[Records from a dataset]
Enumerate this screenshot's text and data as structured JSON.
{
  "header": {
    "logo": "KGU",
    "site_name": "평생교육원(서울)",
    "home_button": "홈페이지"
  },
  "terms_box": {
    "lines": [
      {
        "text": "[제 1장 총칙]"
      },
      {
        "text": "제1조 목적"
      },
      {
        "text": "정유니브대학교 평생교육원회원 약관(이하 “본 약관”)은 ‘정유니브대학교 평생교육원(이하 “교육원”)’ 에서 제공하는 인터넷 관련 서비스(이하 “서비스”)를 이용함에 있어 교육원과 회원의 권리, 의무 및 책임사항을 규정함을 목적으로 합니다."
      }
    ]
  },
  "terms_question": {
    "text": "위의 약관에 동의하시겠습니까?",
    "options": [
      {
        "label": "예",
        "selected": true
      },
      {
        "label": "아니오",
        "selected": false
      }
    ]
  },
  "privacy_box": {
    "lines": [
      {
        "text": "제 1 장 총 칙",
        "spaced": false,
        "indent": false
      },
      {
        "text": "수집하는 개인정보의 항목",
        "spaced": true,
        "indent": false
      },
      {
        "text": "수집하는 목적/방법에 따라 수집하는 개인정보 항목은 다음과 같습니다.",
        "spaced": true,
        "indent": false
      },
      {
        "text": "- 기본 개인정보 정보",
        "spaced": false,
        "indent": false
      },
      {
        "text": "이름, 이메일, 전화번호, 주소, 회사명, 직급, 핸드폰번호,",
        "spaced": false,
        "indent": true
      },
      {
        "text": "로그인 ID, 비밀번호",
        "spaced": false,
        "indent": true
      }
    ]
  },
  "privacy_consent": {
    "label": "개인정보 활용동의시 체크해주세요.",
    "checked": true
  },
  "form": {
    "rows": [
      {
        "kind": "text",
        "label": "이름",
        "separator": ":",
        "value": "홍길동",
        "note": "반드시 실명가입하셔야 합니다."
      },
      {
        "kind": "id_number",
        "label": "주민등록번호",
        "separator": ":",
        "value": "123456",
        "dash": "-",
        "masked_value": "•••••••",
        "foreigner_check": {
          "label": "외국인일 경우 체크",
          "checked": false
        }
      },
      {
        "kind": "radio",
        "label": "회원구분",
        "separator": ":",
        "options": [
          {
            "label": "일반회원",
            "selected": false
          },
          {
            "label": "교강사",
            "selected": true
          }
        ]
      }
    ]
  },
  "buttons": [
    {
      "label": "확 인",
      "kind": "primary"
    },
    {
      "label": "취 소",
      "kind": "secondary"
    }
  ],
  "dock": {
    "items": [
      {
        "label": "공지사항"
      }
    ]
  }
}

> [TASK REQUIREMENTS] Determine how many lines of the listing hold the word "평생교육원" and reply with that figure alone.

> [TASK RESPONSE] 2